Data records:
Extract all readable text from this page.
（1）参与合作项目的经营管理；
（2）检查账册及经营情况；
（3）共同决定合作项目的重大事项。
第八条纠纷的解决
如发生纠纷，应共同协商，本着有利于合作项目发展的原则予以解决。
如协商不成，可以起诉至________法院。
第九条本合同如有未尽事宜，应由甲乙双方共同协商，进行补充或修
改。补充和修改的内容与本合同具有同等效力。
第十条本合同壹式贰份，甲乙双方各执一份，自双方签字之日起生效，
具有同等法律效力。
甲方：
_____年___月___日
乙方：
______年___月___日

CHALLENGE.
Quote the whole listing above, leaving nothing out.

RESULT OF THE TASK.
Extract all readable text from this page.
（1）参与合作项目的经营管理；
（2）检查账册及经营情况；
（3）共同决定合作项目的重大事项。
第八条纠纷的解决
如发生纠纷，应共同协商，本着有利于合作项目发展的原则予以解决。
如协商不成，可以起诉至________法院。
第九条本合同如有未尽事宜，应由甲乙双方共同协商，进行补充或修
改。补充和修改的内容与本合同具有同等效力。
第十条本合同壹式贰份，甲乙双方各执一份，自双方签字之日起生效，
具有同等法律效力。
甲方：
_____年___月___日
乙方：
______年___月___日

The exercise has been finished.